## start Excerpted data

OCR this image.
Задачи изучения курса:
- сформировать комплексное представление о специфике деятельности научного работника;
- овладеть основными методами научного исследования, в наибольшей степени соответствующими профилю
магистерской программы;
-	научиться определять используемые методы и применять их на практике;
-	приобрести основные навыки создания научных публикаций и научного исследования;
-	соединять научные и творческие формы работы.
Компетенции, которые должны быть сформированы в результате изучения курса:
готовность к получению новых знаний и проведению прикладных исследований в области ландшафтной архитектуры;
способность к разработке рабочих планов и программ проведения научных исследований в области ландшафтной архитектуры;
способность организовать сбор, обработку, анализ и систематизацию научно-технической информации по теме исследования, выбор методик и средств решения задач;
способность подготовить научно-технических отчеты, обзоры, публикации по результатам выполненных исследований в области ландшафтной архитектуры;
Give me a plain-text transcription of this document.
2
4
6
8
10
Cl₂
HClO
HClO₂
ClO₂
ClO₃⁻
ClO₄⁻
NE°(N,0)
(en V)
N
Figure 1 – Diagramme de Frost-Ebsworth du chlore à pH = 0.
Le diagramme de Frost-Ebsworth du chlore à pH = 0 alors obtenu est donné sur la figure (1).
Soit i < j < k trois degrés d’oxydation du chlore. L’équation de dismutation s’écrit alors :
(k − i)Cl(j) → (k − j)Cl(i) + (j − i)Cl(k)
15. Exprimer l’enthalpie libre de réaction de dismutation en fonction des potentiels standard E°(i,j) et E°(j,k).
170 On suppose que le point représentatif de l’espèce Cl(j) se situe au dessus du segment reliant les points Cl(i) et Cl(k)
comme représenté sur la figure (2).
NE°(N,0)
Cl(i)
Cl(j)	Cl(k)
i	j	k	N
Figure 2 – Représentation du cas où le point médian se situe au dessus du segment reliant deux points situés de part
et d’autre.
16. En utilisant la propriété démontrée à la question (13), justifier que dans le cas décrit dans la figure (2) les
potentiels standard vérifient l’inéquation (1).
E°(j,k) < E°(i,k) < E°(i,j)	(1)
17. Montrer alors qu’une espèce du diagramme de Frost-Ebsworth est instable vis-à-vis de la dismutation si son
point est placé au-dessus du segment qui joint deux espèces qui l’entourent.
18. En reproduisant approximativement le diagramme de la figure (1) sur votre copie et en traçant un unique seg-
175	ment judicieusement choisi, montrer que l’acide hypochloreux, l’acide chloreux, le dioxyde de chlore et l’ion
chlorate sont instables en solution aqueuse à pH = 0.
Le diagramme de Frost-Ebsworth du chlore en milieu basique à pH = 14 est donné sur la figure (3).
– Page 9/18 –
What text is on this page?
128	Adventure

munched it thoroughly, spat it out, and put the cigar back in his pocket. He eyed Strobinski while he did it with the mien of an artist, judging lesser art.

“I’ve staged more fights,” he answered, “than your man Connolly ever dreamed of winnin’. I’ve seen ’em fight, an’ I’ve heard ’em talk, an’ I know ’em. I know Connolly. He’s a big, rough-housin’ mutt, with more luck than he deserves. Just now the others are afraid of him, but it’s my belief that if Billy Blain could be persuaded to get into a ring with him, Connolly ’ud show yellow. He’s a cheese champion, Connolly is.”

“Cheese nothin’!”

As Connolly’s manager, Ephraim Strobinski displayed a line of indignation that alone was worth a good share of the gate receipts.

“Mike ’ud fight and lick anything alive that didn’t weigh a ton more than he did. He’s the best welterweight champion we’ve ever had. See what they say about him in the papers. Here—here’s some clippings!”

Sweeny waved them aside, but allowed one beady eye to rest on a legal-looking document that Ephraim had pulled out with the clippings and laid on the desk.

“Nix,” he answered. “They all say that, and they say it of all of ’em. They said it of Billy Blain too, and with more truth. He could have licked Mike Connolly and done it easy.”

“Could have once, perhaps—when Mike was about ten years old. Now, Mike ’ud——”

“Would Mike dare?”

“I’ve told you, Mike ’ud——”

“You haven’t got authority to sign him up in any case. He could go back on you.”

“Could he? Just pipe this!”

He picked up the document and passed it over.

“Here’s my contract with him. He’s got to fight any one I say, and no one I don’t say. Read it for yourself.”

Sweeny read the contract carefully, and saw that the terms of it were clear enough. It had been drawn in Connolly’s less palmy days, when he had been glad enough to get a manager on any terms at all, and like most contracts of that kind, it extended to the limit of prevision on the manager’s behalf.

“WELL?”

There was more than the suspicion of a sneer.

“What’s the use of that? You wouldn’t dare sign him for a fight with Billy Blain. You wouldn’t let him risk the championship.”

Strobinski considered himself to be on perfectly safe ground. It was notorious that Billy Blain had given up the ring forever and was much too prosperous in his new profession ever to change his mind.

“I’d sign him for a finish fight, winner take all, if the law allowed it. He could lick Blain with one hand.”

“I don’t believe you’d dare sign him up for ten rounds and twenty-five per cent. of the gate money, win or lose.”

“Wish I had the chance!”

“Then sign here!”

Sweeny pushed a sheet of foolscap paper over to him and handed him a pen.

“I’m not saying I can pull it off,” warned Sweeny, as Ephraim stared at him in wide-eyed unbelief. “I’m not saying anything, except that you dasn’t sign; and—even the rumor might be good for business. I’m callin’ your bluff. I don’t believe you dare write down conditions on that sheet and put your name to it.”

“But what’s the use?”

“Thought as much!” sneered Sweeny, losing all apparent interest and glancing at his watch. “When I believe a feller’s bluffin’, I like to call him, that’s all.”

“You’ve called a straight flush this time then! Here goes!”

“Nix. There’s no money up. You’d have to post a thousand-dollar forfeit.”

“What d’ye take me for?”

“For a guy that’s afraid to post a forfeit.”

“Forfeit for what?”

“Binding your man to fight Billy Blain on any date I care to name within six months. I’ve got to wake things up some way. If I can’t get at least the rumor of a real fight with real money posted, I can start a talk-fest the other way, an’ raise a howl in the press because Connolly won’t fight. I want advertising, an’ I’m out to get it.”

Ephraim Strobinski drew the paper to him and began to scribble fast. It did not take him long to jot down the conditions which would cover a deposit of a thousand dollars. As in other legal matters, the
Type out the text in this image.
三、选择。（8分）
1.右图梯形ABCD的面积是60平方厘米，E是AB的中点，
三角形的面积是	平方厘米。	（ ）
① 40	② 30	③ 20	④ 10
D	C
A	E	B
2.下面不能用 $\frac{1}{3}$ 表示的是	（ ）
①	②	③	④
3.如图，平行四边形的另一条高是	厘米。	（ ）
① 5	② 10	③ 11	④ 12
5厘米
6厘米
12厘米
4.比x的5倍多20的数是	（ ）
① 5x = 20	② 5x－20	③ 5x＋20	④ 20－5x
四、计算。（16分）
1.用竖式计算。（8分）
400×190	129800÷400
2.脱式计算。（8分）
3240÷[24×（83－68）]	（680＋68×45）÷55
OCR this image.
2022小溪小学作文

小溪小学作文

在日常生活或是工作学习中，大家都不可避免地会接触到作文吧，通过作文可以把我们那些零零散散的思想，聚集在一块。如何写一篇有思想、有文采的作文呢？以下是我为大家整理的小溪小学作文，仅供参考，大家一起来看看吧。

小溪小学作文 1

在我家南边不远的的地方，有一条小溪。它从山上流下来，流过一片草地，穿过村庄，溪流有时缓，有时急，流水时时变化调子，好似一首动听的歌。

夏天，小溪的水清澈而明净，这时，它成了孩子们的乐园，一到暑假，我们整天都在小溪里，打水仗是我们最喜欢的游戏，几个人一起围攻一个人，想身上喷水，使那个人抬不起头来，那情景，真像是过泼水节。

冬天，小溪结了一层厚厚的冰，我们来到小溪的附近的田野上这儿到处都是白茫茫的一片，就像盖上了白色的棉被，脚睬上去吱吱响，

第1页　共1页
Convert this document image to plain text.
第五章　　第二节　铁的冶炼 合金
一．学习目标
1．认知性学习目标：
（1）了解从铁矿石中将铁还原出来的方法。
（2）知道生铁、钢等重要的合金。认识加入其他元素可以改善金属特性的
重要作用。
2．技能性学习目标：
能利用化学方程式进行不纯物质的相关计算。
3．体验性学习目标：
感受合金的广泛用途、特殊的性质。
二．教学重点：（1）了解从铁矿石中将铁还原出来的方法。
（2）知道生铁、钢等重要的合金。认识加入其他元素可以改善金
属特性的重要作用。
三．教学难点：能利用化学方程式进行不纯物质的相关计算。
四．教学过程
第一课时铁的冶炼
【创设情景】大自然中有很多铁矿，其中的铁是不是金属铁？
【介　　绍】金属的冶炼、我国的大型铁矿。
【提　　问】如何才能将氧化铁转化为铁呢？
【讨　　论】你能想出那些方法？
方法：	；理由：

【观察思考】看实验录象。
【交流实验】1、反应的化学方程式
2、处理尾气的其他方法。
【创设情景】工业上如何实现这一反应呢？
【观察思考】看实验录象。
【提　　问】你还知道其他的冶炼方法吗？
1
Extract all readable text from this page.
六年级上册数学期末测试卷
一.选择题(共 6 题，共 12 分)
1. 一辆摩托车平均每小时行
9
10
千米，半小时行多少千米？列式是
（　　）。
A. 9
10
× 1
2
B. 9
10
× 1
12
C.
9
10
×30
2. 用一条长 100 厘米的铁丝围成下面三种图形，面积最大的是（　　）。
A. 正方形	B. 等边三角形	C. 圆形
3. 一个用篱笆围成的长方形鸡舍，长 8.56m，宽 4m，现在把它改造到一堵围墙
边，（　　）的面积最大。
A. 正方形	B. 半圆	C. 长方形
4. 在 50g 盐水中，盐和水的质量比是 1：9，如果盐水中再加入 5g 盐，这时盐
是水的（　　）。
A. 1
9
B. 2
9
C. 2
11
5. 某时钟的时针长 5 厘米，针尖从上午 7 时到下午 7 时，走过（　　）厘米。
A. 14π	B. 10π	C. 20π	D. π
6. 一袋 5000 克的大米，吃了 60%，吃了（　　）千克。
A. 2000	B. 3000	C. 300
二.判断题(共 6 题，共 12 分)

## end Excerpted data

Filter lines by "исследований" and return each hit.

▸ **Output of the task**
готовность к получению новых знаний и проведению прикладных исследований в области ландшафтной архитектуры;
способность к разработке рабочих планов и программ проведения научных исследований в области ландшафтной архитектуры;
способность подготовить научно-технических отчеты, обзоры, публикации по результатам выполненных исследований в области ландшафтной архитектуры;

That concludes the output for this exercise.